------ Records for the exercise ------

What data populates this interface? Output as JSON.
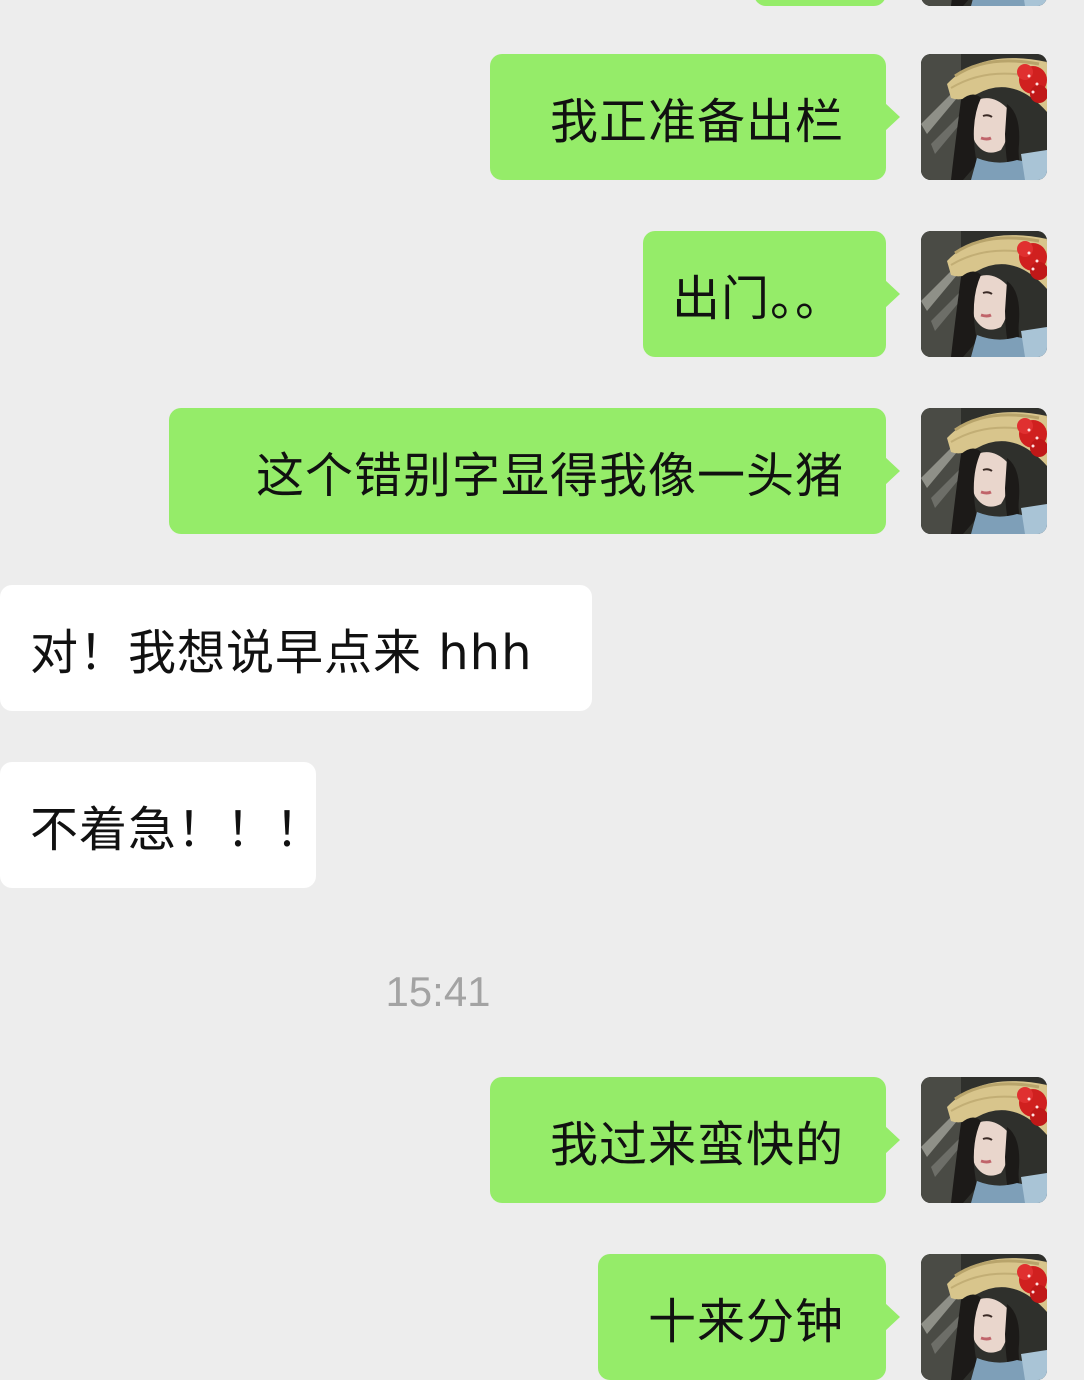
{
  "messages": [
    {
      "side": "out",
      "text": "我正准备出栏"
    },
    {
      "side": "out",
      "text": "出门。。"
    },
    {
      "side": "out",
      "text": "这个错别字显得我像一头猪"
    },
    {
      "side": "in",
      "text": "对！我想说早点来 hhh"
    },
    {
      "side": "in",
      "text": "不着急！！！"
    },
    {
      "side": "out",
      "text": "我过来蛮快的"
    },
    {
      "side": "out",
      "text": "十来分钟"
    }
  ],
  "timestamp": "15:41",
  "colors": {
    "background": "#ededed",
    "outgoing_bubble": "#95ec69",
    "incoming_bubble": "#ffffff",
    "timestamp_text": "#a3a3a3"
  },
  "icons": {
    "avatar": "user-avatar-photo"
  }
}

------

▸ **What is asked**
Reproduce the listing word for word and omit its pictures.

▸ **The completed task**
What data populates this interface? Output as JSON.
{
  "messages": [
    {
      "side": "out",
      "text": "我正准备出栏"
    },
    {
      "side": "out",
      "text": "出门。。"
    },
    {
      "side": "out",
      "text": "这个错别字显得我像一头猪"
    },
    {
      "side": "in",
      "text": "对！我想说早点来 hhh"
    },
    {
      "side": "in",
      "text": "不着急！！！"
    },
    {
      "side": "out",
      "text": "我过来蛮快的"
    },
    {
      "side": "out",
      "text": "十来分钟"
    }
  ],
  "timestamp": "15:41",
  "colors": {
    "background": "#ededed",
    "outgoing_bubble": "#95ec69",
    "incoming_bubble": "#ffffff",
    "timestamp_text": "#a3a3a3"
  },
  "icons": {
    "avatar": "user-avatar-photo"
  }
}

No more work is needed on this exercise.